» WHAT IS REQUIRED
Pictures are not part of the copy; repeat everything else in the records exactly.

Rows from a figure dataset
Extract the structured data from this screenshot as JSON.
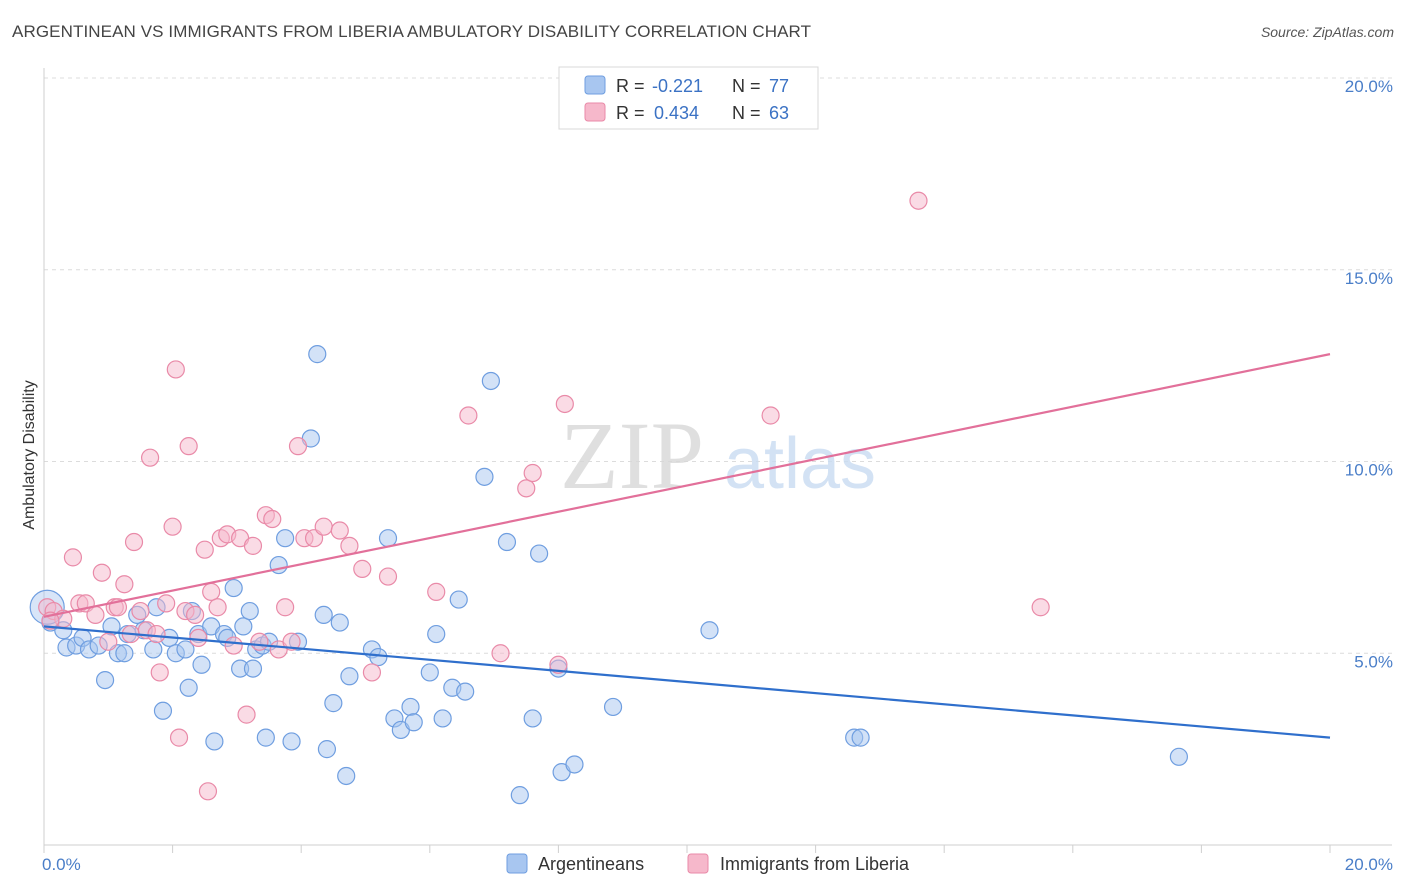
{
  "title": "ARGENTINEAN VS IMMIGRANTS FROM LIBERIA AMBULATORY DISABILITY CORRELATION CHART",
  "source": "Source: ZipAtlas.com",
  "watermark": {
    "zip": "ZIP",
    "atlas": "atlas"
  },
  "legend_top": [
    {
      "r_label": "R =",
      "r_value": "-0.221",
      "n_label": "N =",
      "n_value": "77",
      "color": "#a8c6f0",
      "stroke": "#6f9ee0"
    },
    {
      "r_label": "R =",
      "r_value": "0.434",
      "n_label": "N =",
      "n_value": "63",
      "color": "#f6b8cb",
      "stroke": "#e98aa8"
    }
  ],
  "legend_bottom": [
    {
      "label": "Argentineans",
      "color": "#a8c6f0",
      "stroke": "#6f9ee0"
    },
    {
      "label": "Immigrants from Liberia",
      "color": "#f6b8cb",
      "stroke": "#e98aa8"
    }
  ],
  "chart_data": {
    "type": "scatter",
    "title": "ARGENTINEAN VS IMMIGRANTS FROM LIBERIA AMBULATORY DISABILITY CORRELATION CHART",
    "xlabel": "",
    "ylabel": "Ambulatory Disability",
    "xlim": [
      0,
      20
    ],
    "ylim": [
      0,
      20
    ],
    "x_tick_labels": [
      "0.0%",
      "20.0%"
    ],
    "y_ticks": [
      {
        "value": 5,
        "label": "5.0%"
      },
      {
        "value": 10,
        "label": "10.0%"
      },
      {
        "value": 15,
        "label": "15.0%"
      },
      {
        "value": 20,
        "label": "20.0%"
      }
    ],
    "grid": true,
    "legend_position": "top-center",
    "series": [
      {
        "name": "Argentineans",
        "color": "#6f9ee0",
        "fill": "#a8c6f0",
        "trend": {
          "x": [
            0,
            20
          ],
          "y": [
            5.7,
            2.8
          ]
        },
        "points": [
          [
            0.1,
            5.8
          ],
          [
            0.3,
            5.6
          ],
          [
            0.35,
            5.15
          ],
          [
            0.5,
            5.2
          ],
          [
            0.6,
            5.4
          ],
          [
            0.7,
            5.1
          ],
          [
            0.85,
            5.2
          ],
          [
            0.95,
            4.3
          ],
          [
            1.05,
            5.7
          ],
          [
            1.15,
            5.0
          ],
          [
            1.25,
            5.0
          ],
          [
            1.3,
            5.5
          ],
          [
            1.45,
            6.0
          ],
          [
            1.55,
            5.6
          ],
          [
            1.7,
            5.1
          ],
          [
            1.75,
            6.2
          ],
          [
            1.85,
            3.5
          ],
          [
            1.95,
            5.4
          ],
          [
            2.05,
            5.0
          ],
          [
            2.2,
            5.1
          ],
          [
            2.25,
            4.1
          ],
          [
            2.3,
            6.1
          ],
          [
            2.4,
            5.5
          ],
          [
            2.45,
            4.7
          ],
          [
            2.6,
            5.7
          ],
          [
            2.65,
            2.7
          ],
          [
            2.8,
            5.5
          ],
          [
            2.85,
            5.4
          ],
          [
            2.95,
            6.7
          ],
          [
            3.05,
            4.6
          ],
          [
            3.1,
            5.7
          ],
          [
            3.2,
            6.1
          ],
          [
            3.25,
            4.6
          ],
          [
            3.3,
            5.1
          ],
          [
            3.4,
            5.2
          ],
          [
            3.45,
            2.8
          ],
          [
            3.5,
            5.3
          ],
          [
            3.65,
            7.3
          ],
          [
            3.75,
            8.0
          ],
          [
            3.85,
            2.7
          ],
          [
            3.95,
            5.3
          ],
          [
            4.15,
            10.6
          ],
          [
            4.25,
            12.8
          ],
          [
            4.35,
            6.0
          ],
          [
            4.4,
            2.5
          ],
          [
            4.5,
            3.7
          ],
          [
            4.6,
            5.8
          ],
          [
            4.7,
            1.8
          ],
          [
            4.75,
            4.4
          ],
          [
            5.1,
            5.1
          ],
          [
            5.2,
            4.9
          ],
          [
            5.35,
            8.0
          ],
          [
            5.45,
            3.3
          ],
          [
            5.55,
            3.0
          ],
          [
            5.7,
            3.6
          ],
          [
            5.75,
            3.2
          ],
          [
            6.0,
            4.5
          ],
          [
            6.1,
            5.5
          ],
          [
            6.2,
            3.3
          ],
          [
            6.35,
            4.1
          ],
          [
            6.45,
            6.4
          ],
          [
            6.55,
            4.0
          ],
          [
            6.85,
            9.6
          ],
          [
            6.95,
            12.1
          ],
          [
            7.2,
            7.9
          ],
          [
            7.4,
            1.3
          ],
          [
            7.6,
            3.3
          ],
          [
            7.7,
            7.6
          ],
          [
            8.0,
            4.6
          ],
          [
            8.05,
            1.9
          ],
          [
            8.25,
            2.1
          ],
          [
            8.85,
            3.6
          ],
          [
            10.35,
            5.6
          ],
          [
            12.6,
            2.8
          ],
          [
            12.7,
            2.8
          ],
          [
            17.65,
            2.3
          ],
          [
            0.05,
            6.2
          ]
        ]
      },
      {
        "name": "Immigrants from Liberia",
        "color": "#e98aa8",
        "fill": "#f6b8cb",
        "trend": {
          "x": [
            0,
            20
          ],
          "y": [
            5.95,
            12.8
          ]
        },
        "points": [
          [
            0.05,
            6.2
          ],
          [
            0.15,
            6.1
          ],
          [
            0.3,
            5.9
          ],
          [
            0.45,
            7.5
          ],
          [
            0.55,
            6.3
          ],
          [
            0.65,
            6.3
          ],
          [
            0.8,
            6.0
          ],
          [
            0.9,
            7.1
          ],
          [
            1.0,
            5.3
          ],
          [
            1.1,
            6.2
          ],
          [
            1.15,
            6.2
          ],
          [
            1.25,
            6.8
          ],
          [
            1.35,
            5.5
          ],
          [
            1.4,
            7.9
          ],
          [
            1.5,
            6.1
          ],
          [
            1.6,
            5.6
          ],
          [
            1.65,
            10.1
          ],
          [
            1.75,
            5.5
          ],
          [
            1.8,
            4.5
          ],
          [
            1.9,
            6.3
          ],
          [
            2.0,
            8.3
          ],
          [
            2.05,
            12.4
          ],
          [
            2.1,
            2.8
          ],
          [
            2.2,
            6.1
          ],
          [
            2.25,
            10.4
          ],
          [
            2.35,
            6.0
          ],
          [
            2.4,
            5.4
          ],
          [
            2.5,
            7.7
          ],
          [
            2.55,
            1.4
          ],
          [
            2.6,
            6.6
          ],
          [
            2.7,
            6.2
          ],
          [
            2.75,
            8.0
          ],
          [
            2.85,
            8.1
          ],
          [
            2.95,
            5.2
          ],
          [
            3.05,
            8.0
          ],
          [
            3.15,
            3.4
          ],
          [
            3.25,
            7.8
          ],
          [
            3.35,
            5.3
          ],
          [
            3.45,
            8.6
          ],
          [
            3.55,
            8.5
          ],
          [
            3.65,
            5.1
          ],
          [
            3.75,
            6.2
          ],
          [
            3.85,
            5.3
          ],
          [
            3.95,
            10.4
          ],
          [
            4.05,
            8.0
          ],
          [
            4.2,
            8.0
          ],
          [
            4.35,
            8.3
          ],
          [
            4.6,
            8.2
          ],
          [
            4.75,
            7.8
          ],
          [
            4.95,
            7.2
          ],
          [
            5.1,
            4.5
          ],
          [
            5.35,
            7.0
          ],
          [
            6.1,
            6.6
          ],
          [
            6.6,
            11.2
          ],
          [
            7.1,
            5.0
          ],
          [
            7.5,
            9.3
          ],
          [
            7.6,
            9.7
          ],
          [
            8.0,
            4.7
          ],
          [
            8.1,
            11.5
          ],
          [
            11.3,
            11.2
          ],
          [
            13.6,
            16.8
          ],
          [
            15.5,
            6.2
          ],
          [
            0.1,
            5.85
          ]
        ]
      }
    ]
  }
}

» RESPONSE TO THE EXERCISE
Extract the structured data from this screenshot as JSON.
{
  "title": "ARGENTINEAN VS IMMIGRANTS FROM LIBERIA AMBULATORY DISABILITY CORRELATION CHART",
  "source": "Source: ZipAtlas.com",
  "watermark": {
    "zip": "ZIP",
    "atlas": "atlas"
  },
  "legend_top": [
    {
      "r_label": "R =",
      "r_value": "-0.221",
      "n_label": "N =",
      "n_value": "77",
      "color": "#a8c6f0",
      "stroke": "#6f9ee0"
    },
    {
      "r_label": "R =",
      "r_value": "0.434",
      "n_label": "N =",
      "n_value": "63",
      "color": "#f6b8cb",
      "stroke": "#e98aa8"
    }
  ],
  "legend_bottom": [
    {
      "label": "Argentineans",
      "color": "#a8c6f0",
      "stroke": "#6f9ee0"
    },
    {
      "label": "Immigrants from Liberia",
      "color": "#f6b8cb",
      "stroke": "#e98aa8"
    }
  ],
  "chart_data": {
    "type": "scatter",
    "title": "ARGENTINEAN VS IMMIGRANTS FROM LIBERIA AMBULATORY DISABILITY CORRELATION CHART",
    "xlabel": "",
    "ylabel": "Ambulatory Disability",
    "xlim": [
      0,
      20
    ],
    "ylim": [
      0,
      20
    ],
    "x_tick_labels": [
      "0.0%",
      "20.0%"
    ],
    "y_ticks": [
      {
        "value": 5,
        "label": "5.0%"
      },
      {
        "value": 10,
        "label": "10.0%"
      },
      {
        "value": 15,
        "label": "15.0%"
      },
      {
        "value": 20,
        "label": "20.0%"
      }
    ],
    "grid": true,
    "legend_position": "top-center",
    "series": [
      {
        "name": "Argentineans",
        "color": "#6f9ee0",
        "fill": "#a8c6f0",
        "trend": {
          "x": [
            0,
            20
          ],
          "y": [
            5.7,
            2.8
          ]
        },
        "points": [
          [
            0.1,
            5.8
          ],
          [
            0.3,
            5.6
          ],
          [
            0.35,
            5.15
          ],
          [
            0.5,
            5.2
          ],
          [
            0.6,
            5.4
          ],
          [
            0.7,
            5.1
          ],
          [
            0.85,
            5.2
          ],
          [
            0.95,
            4.3
          ],
          [
            1.05,
            5.7
          ],
          [
            1.15,
            5.0
          ],
          [
            1.25,
            5.0
          ],
          [
            1.3,
            5.5
          ],
          [
            1.45,
            6.0
          ],
          [
            1.55,
            5.6
          ],
          [
            1.7,
            5.1
          ],
          [
            1.75,
            6.2
          ],
          [
            1.85,
            3.5
          ],
          [
            1.95,
            5.4
          ],
          [
            2.05,
            5.0
          ],
          [
            2.2,
            5.1
          ],
          [
            2.25,
            4.1
          ],
          [
            2.3,
            6.1
          ],
          [
            2.4,
            5.5
          ],
          [
            2.45,
            4.7
          ],
          [
            2.6,
            5.7
          ],
          [
            2.65,
            2.7
          ],
          [
            2.8,
            5.5
          ],
          [
            2.85,
            5.4
          ],
          [
            2.95,
            6.7
          ],
          [
            3.05,
            4.6
          ],
          [
            3.1,
            5.7
          ],
          [
            3.2,
            6.1
          ],
          [
            3.25,
            4.6
          ],
          [
            3.3,
            5.1
          ],
          [
            3.4,
            5.2
          ],
          [
            3.45,
            2.8
          ],
          [
            3.5,
            5.3
          ],
          [
            3.65,
            7.3
          ],
          [
            3.75,
            8.0
          ],
          [
            3.85,
            2.7
          ],
          [
            3.95,
            5.3
          ],
          [
            4.15,
            10.6
          ],
          [
            4.25,
            12.8
          ],
          [
            4.35,
            6.0
          ],
          [
            4.4,
            2.5
          ],
          [
            4.5,
            3.7
          ],
          [
            4.6,
            5.8
          ],
          [
            4.7,
            1.8
          ],
          [
            4.75,
            4.4
          ],
          [
            5.1,
            5.1
          ],
          [
            5.2,
            4.9
          ],
          [
            5.35,
            8.0
          ],
          [
            5.45,
            3.3
          ],
          [
            5.55,
            3.0
          ],
          [
            5.7,
            3.6
          ],
          [
            5.75,
            3.2
          ],
          [
            6.0,
            4.5
          ],
          [
            6.1,
            5.5
          ],
          [
            6.2,
            3.3
          ],
          [
            6.35,
            4.1
          ],
          [
            6.45,
            6.4
          ],
          [
            6.55,
            4.0
          ],
          [
            6.85,
            9.6
          ],
          [
            6.95,
            12.1
          ],
          [
            7.2,
            7.9
          ],
          [
            7.4,
            1.3
          ],
          [
            7.6,
            3.3
          ],
          [
            7.7,
            7.6
          ],
          [
            8.0,
            4.6
          ],
          [
            8.05,
            1.9
          ],
          [
            8.25,
            2.1
          ],
          [
            8.85,
            3.6
          ],
          [
            10.35,
            5.6
          ],
          [
            12.6,
            2.8
          ],
          [
            12.7,
            2.8
          ],
          [
            17.65,
            2.3
          ],
          [
            0.05,
            6.2
          ]
        ]
      },
      {
        "name": "Immigrants from Liberia",
        "color": "#e98aa8",
        "fill": "#f6b8cb",
        "trend": {
          "x": [
            0,
            20
          ],
          "y": [
            5.95,
            12.8
          ]
        },
        "points": [
          [
            0.05,
            6.2
          ],
          [
            0.15,
            6.1
          ],
          [
            0.3,
            5.9
          ],
          [
            0.45,
            7.5
          ],
          [
            0.55,
            6.3
          ],
          [
            0.65,
            6.3
          ],
          [
            0.8,
            6.0
          ],
          [
            0.9,
            7.1
          ],
          [
            1.0,
            5.3
          ],
          [
            1.1,
            6.2
          ],
          [
            1.15,
            6.2
          ],
          [
            1.25,
            6.8
          ],
          [
            1.35,
            5.5
          ],
          [
            1.4,
            7.9
          ],
          [
            1.5,
            6.1
          ],
          [
            1.6,
            5.6
          ],
          [
            1.65,
            10.1
          ],
          [
            1.75,
            5.5
          ],
          [
            1.8,
            4.5
          ],
          [
            1.9,
            6.3
          ],
          [
            2.0,
            8.3
          ],
          [
            2.05,
            12.4
          ],
          [
            2.1,
            2.8
          ],
          [
            2.2,
            6.1
          ],
          [
            2.25,
            10.4
          ],
          [
            2.35,
            6.0
          ],
          [
            2.4,
            5.4
          ],
          [
            2.5,
            7.7
          ],
          [
            2.55,
            1.4
          ],
          [
            2.6,
            6.6
          ],
          [
            2.7,
            6.2
          ],
          [
            2.75,
            8.0
          ],
          [
            2.85,
            8.1
          ],
          [
            2.95,
            5.2
          ],
          [
            3.05,
            8.0
          ],
          [
            3.15,
            3.4
          ],
          [
            3.25,
            7.8
          ],
          [
            3.35,
            5.3
          ],
          [
            3.45,
            8.6
          ],
          [
            3.55,
            8.5
          ],
          [
            3.65,
            5.1
          ],
          [
            3.75,
            6.2
          ],
          [
            3.85,
            5.3
          ],
          [
            3.95,
            10.4
          ],
          [
            4.05,
            8.0
          ],
          [
            4.2,
            8.0
          ],
          [
            4.35,
            8.3
          ],
          [
            4.6,
            8.2
          ],
          [
            4.75,
            7.8
          ],
          [
            4.95,
            7.2
          ],
          [
            5.1,
            4.5
          ],
          [
            5.35,
            7.0
          ],
          [
            6.1,
            6.6
          ],
          [
            6.6,
            11.2
          ],
          [
            7.1,
            5.0
          ],
          [
            7.5,
            9.3
          ],
          [
            7.6,
            9.7
          ],
          [
            8.0,
            4.7
          ],
          [
            8.1,
            11.5
          ],
          [
            11.3,
            11.2
          ],
          [
            13.6,
            16.8
          ],
          [
            15.5,
            6.2
          ],
          [
            0.1,
            5.85
          ]
        ]
      }
    ]
  }
}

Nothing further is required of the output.